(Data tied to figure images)
======

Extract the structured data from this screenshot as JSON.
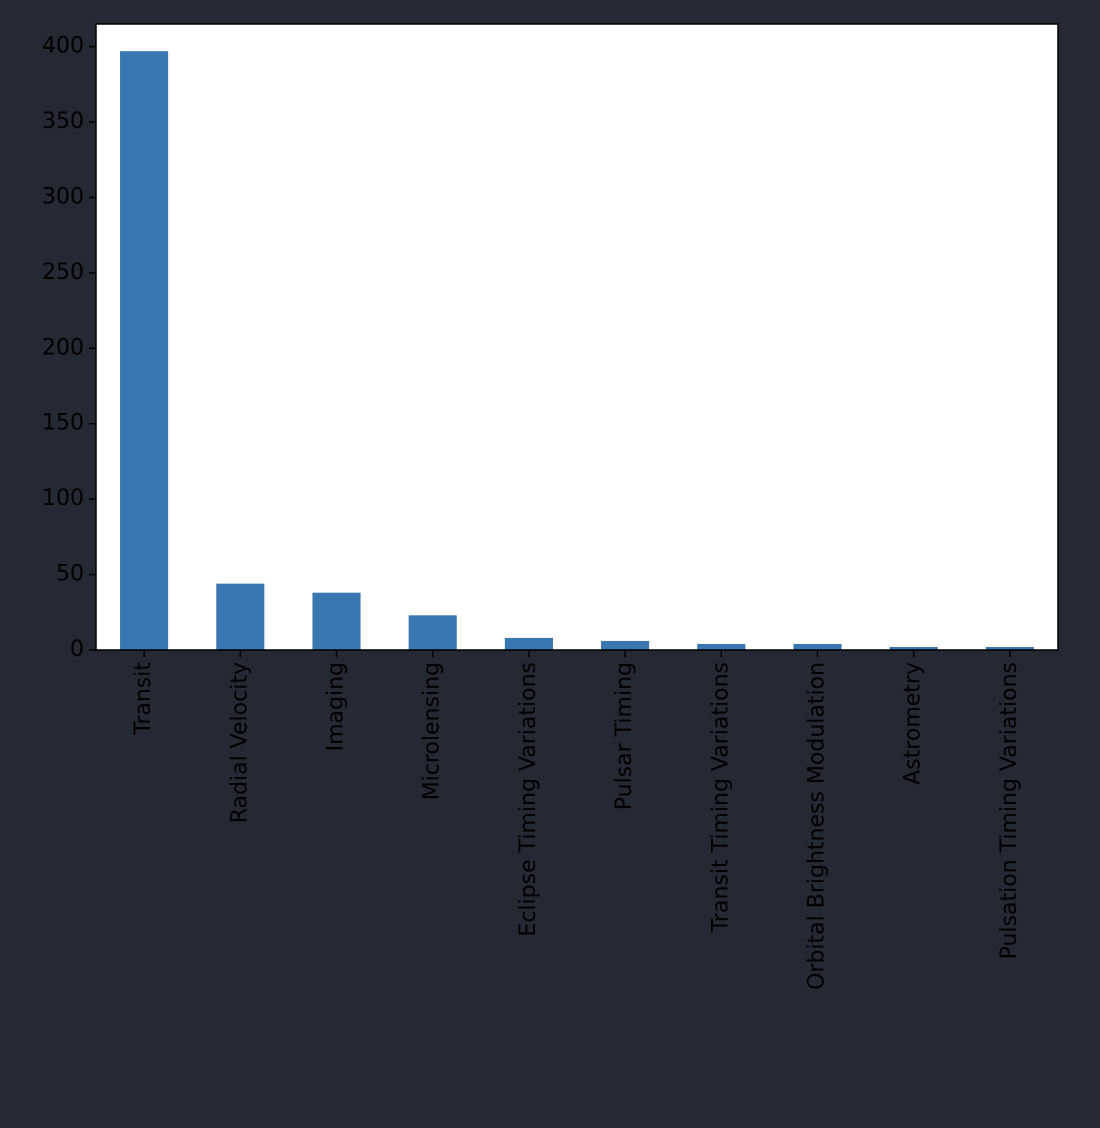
{
  "chart_data": {
    "type": "bar",
    "title": "",
    "xlabel": "",
    "ylabel": "",
    "categories": [
      "Transit",
      "Radial Velocity",
      "Imaging",
      "Microlensing",
      "Eclipse Timing Variations",
      "Pulsar Timing",
      "Transit Timing Variations",
      "Orbital Brightness Modulation",
      "Astrometry",
      "Pulsation Timing Variations"
    ],
    "values": [
      397,
      44,
      38,
      23,
      8,
      6,
      4,
      4,
      2,
      2
    ],
    "ylim": [
      0,
      415
    ],
    "yticks": [
      0,
      50,
      100,
      150,
      200,
      250,
      300,
      350,
      400
    ],
    "grid": false,
    "legend": "none",
    "colors": {
      "bar": "#3a76af",
      "background": "#262833",
      "plot_area": "#ffffff",
      "text": "#000000",
      "axis": "#000000"
    }
  }
}
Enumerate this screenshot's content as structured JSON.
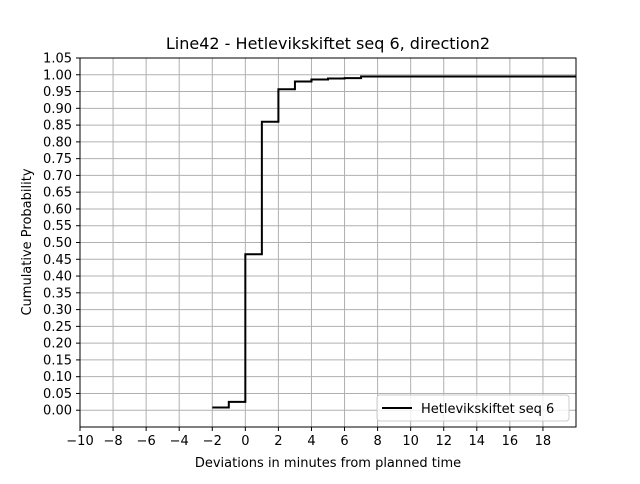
{
  "chart_data": {
    "type": "line",
    "step": "post",
    "title": "Line42 - Hetlevikskiftet seq 6, direction2",
    "xlabel": "Deviations in minutes from planned time",
    "ylabel": "Cumulative Probability",
    "xlim": [
      -10,
      20
    ],
    "ylim": [
      -0.05,
      1.05
    ],
    "xticks": [
      -10,
      -8,
      -6,
      -4,
      -2,
      0,
      2,
      4,
      6,
      8,
      10,
      12,
      14,
      16,
      18
    ],
    "xtick_labels": [
      "−10",
      "−8",
      "−6",
      "−4",
      "−2",
      "0",
      "2",
      "4",
      "6",
      "8",
      "10",
      "12",
      "14",
      "16",
      "18"
    ],
    "yticks": [
      0.0,
      0.05,
      0.1,
      0.15,
      0.2,
      0.25,
      0.3,
      0.35,
      0.4,
      0.45,
      0.5,
      0.55,
      0.6,
      0.65,
      0.7,
      0.75,
      0.8,
      0.85,
      0.9,
      0.95,
      1.0,
      1.05
    ],
    "ytick_labels": [
      "0.00",
      "0.05",
      "0.10",
      "0.15",
      "0.20",
      "0.25",
      "0.30",
      "0.35",
      "0.40",
      "0.45",
      "0.50",
      "0.55",
      "0.60",
      "0.65",
      "0.70",
      "0.75",
      "0.80",
      "0.85",
      "0.90",
      "0.95",
      "1.00",
      "1.05"
    ],
    "grid": true,
    "legend_position": "lower-right",
    "series": [
      {
        "name": "Hetlevikskiftet seq 6",
        "color": "#000000",
        "x": [
          -2,
          -1,
          0,
          1,
          2,
          3,
          4,
          5,
          6,
          7,
          20
        ],
        "y": [
          0.008,
          0.025,
          0.465,
          0.86,
          0.957,
          0.98,
          0.986,
          0.989,
          0.99,
          0.995,
          0.995
        ]
      }
    ]
  },
  "colors": {
    "grid": "#b0b0b0",
    "axes": "#000000",
    "line": "#000000",
    "legend_border": "#cccccc"
  }
}
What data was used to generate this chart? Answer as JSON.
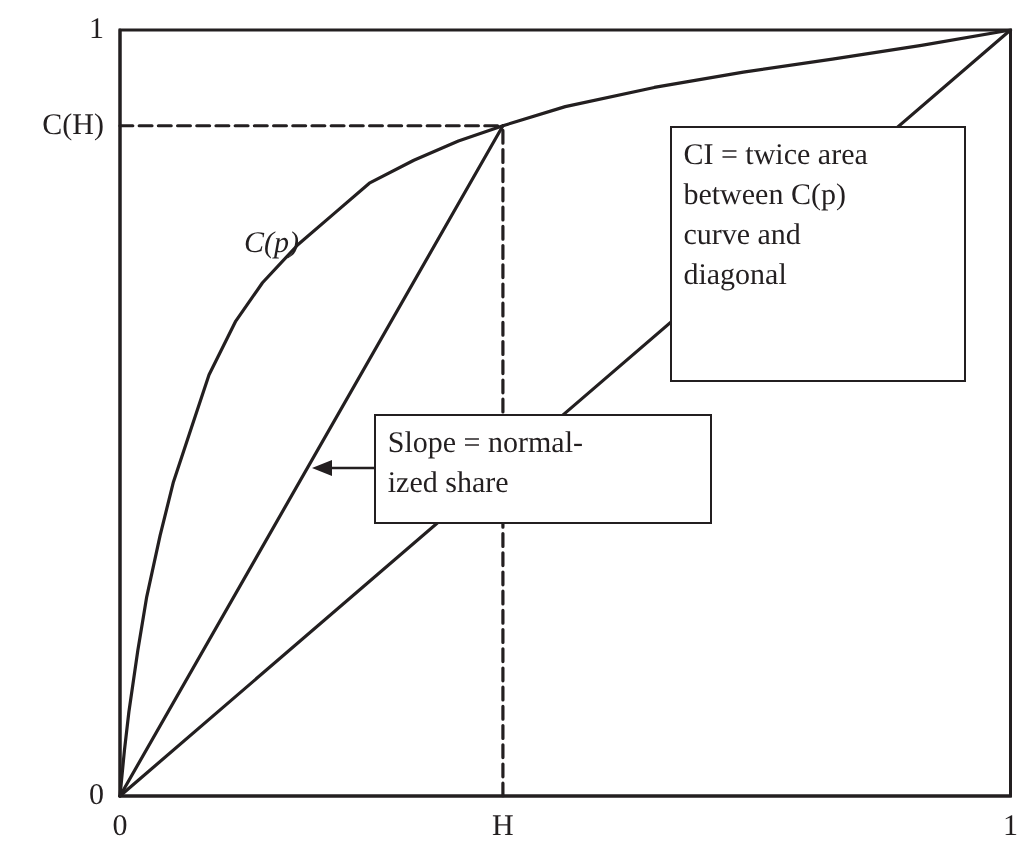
{
  "chart_data": {
    "type": "line",
    "xlim": [
      0,
      1
    ],
    "ylim": [
      0,
      1
    ],
    "xticks": [
      0,
      {
        "value": 0.43,
        "label": "H"
      },
      1
    ],
    "yticks": [
      0,
      {
        "value": 0.875,
        "label": "C(H)"
      },
      1
    ],
    "marker": "none",
    "series": [
      {
        "color": "#231f20",
        "x": [
          0,
          0.005,
          0.01,
          0.02,
          0.03,
          0.045,
          0.06,
          0.08,
          0.1,
          0.13,
          0.16,
          0.2,
          0.24,
          0.28,
          0.33,
          0.38,
          0.43,
          0.5,
          0.6,
          0.7,
          0.8,
          0.9,
          1
        ],
        "values": [
          0,
          0.06,
          0.11,
          0.19,
          0.26,
          0.34,
          0.41,
          0.48,
          0.55,
          0.62,
          0.67,
          0.72,
          0.76,
          0.8,
          0.83,
          0.855,
          0.875,
          0.9,
          0.925,
          0.945,
          0.962,
          0.98,
          1
        ]
      },
      {
        "color": "#231f20",
        "x": [
          0,
          1
        ],
        "values": [
          0,
          1
        ]
      },
      {
        "color": "#231f20",
        "x": [
          0,
          0.43
        ],
        "values": [
          0,
          0.875
        ]
      },
      {
        "color": "#231f20",
        "x": [
          0,
          0.43
        ],
        "values": [
          0.875,
          0.875
        ],
        "line_style": "dashed"
      },
      {
        "color": "#231f20",
        "x": [
          0.43,
          0.43
        ],
        "values": [
          0,
          0.875
        ],
        "line_style": "dashed"
      }
    ],
    "annotations": [
      "C(p)",
      "CI = twice area\nbetween C(p)\ncurve and\ndiagonal",
      "Slope = normal-\nized share"
    ]
  }
}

======

**Problem:**
Each record above should come back exactly the same, only without its pictures.

**Response to this exercise:**
Extract the structured data from this screenshot as JSON.
{
  "chart_data": {
    "type": "bar",
    "title": "",
    "xlabel": "",
    "ylabel": "",
    "categories": [
      "Transit",
      "Radial Velocity",
      "Imaging",
      "Microlensing",
      "Eclipse Timing Variations",
      "Pulsar Timing",
      "Transit Timing Variations",
      "Orbital Brightness Modulation",
      "Astrometry",
      "Pulsation Timing Variations"
    ],
    "values": [
      397,
      44,
      38,
      23,
      8,
      6,
      4,
      4,
      2,
      2
    ],
    "ylim": [
      0,
      415
    ],
    "yticks": [
      0,
      50,
      100,
      150,
      200,
      250,
      300,
      350,
      400
    ],
    "grid": false,
    "legend": "none",
    "colors": {
      "bar": "#3a76af",
      "background": "#262833",
      "plot_area": "#ffffff",
      "text": "#000000",
      "axis": "#000000"
    }
  }
}
Enumerate this screenshot's content as structured JSON.
{
  "chart_data": {
    "type": "line",
    "step": "post",
    "title": "Line42 - Hetlevikskiftet seq 6, direction2",
    "xlabel": "Deviations in minutes from planned time",
    "ylabel": "Cumulative Probability",
    "xlim": [
      -10,
      20
    ],
    "ylim": [
      -0.05,
      1.05
    ],
    "xticks": [
      -10,
      -8,
      -6,
      -4,
      -2,
      0,
      2,
      4,
      6,
      8,
      10,
      12,
      14,
      16,
      18
    ],
    "xtick_labels": [
      "−10",
      "−8",
      "−6",
      "−4",
      "−2",
      "0",
      "2",
      "4",
      "6",
      "8",
      "10",
      "12",
      "14",
      "16",
      "18"
    ],
    "yticks": [
      0.0,
      0.05,
      0.1,
      0.15,
      0.2,
      0.25,
      0.3,
      0.35,
      0.4,
      0.45,
      0.5,
      0.55,
      0.6,
      0.65,
      0.7,
      0.75,
      0.8,
      0.85,
      0.9,
      0.95,
      1.0,
      1.05
    ],
    "ytick_labels": [
      "0.00",
      "0.05",
      "0.10",
      "0.15",
      "0.20",
      "0.25",
      "0.30",
      "0.35",
      "0.40",
      "0.45",
      "0.50",
      "0.55",
      "0.60",
      "0.65",
      "0.70",
      "0.75",
      "0.80",
      "0.85",
      "0.90",
      "0.95",
      "1.00",
      "1.05"
    ],
    "grid": true,
    "legend_position": "lower-right",
    "series": [
      {
        "name": "Hetlevikskiftet seq 6",
        "color": "#000000",
        "x": [
          -2,
          -1,
          0,
          1,
          2,
          3,
          4,
          5,
          6,
          7,
          20
        ],
        "y": [
          0.008,
          0.025,
          0.465,
          0.86,
          0.957,
          0.98,
          0.986,
          0.989,
          0.99,
          0.995,
          0.995
        ]
      }
    ]
  },
  "colors": {
    "grid": "#b0b0b0",
    "axes": "#000000",
    "line": "#000000",
    "legend_border": "#cccccc"
  }
}
What data was used to generate this chart? Answer as JSON.
{
  "chart_data": {
    "type": "line",
    "xlim": [
      0,
      1
    ],
    "ylim": [
      0,
      1
    ],
    "xticks": [
      0,
      {
        "value": 0.43,
        "label": "H"
      },
      1
    ],
    "yticks": [
      0,
      {
        "value": 0.875,
        "label": "C(H)"
      },
      1
    ],
    "marker": "none",
    "series": [
      {
        "color": "#231f20",
        "x": [
          0,
          0.005,
          0.01,
          0.02,
          0.03,
          0.045,
          0.06,
          0.08,
          0.1,
          0.13,
          0.16,
          0.2,
          0.24,
          0.28,
          0.33,
          0.38,
          0.43,
          0.5,
          0.6,
          0.7,
          0.8,
          0.9,
          1
        ],
        "values": [
          0,
          0.06,
          0.11,
          0.19,
          0.26,
          0.34,
          0.41,
          0.48,
          0.55,
          0.62,
          0.67,
          0.72,
          0.76,
          0.8,
          0.83,
          0.855,
          0.875,
          0.9,
          0.925,
          0.945,
          0.962,
          0.98,
          1
        ]
      },
      {
        "color": "#231f20",
        "x": [
          0,
          1
        ],
        "values": [
          0,
          1
        ]
      },
      {
        "color": "#231f20",
        "x": [
          0,
          0.43
        ],
        "values": [
          0,
          0.875
        ]
      },
      {
        "color": "#231f20",
        "x": [
          0,
          0.43
        ],
        "values": [
          0.875,
          0.875
        ],
        "line_style": "dashed"
      },
      {
        "color": "#231f20",
        "x": [
          0.43,
          0.43
        ],
        "values": [
          0,
          0.875
        ],
        "line_style": "dashed"
      }
    ],
    "annotations": [
      "C(p)",
      "CI = twice area\nbetween C(p)\ncurve and\ndiagonal",
      "Slope = normal-\nized share"
    ]
  }
}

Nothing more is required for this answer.